DATA EXCERPTS:

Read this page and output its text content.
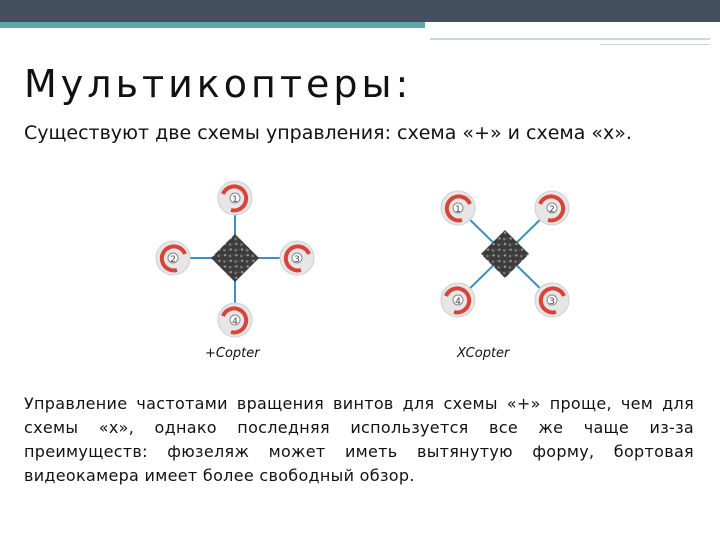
Мультикоптеры:
Существуют две схемы управления: схема «+» и схема «x».
1
2	3
4
1	2
4	3
+Copter	XCopter
Управление частотами вращения винтов для схемы «+» проще, чем для схемы «x», однако последняя используется все же чаще из-за преимуществ: фюзеляж может иметь вытянутую форму, бортовая видеокамера имеет более свободный обзор.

PROBLEM DESCRIPTION:
Of all the lines in the entries, how many contain the word "схемы"? Give only the number.

WRITTEN SOLUTION:
2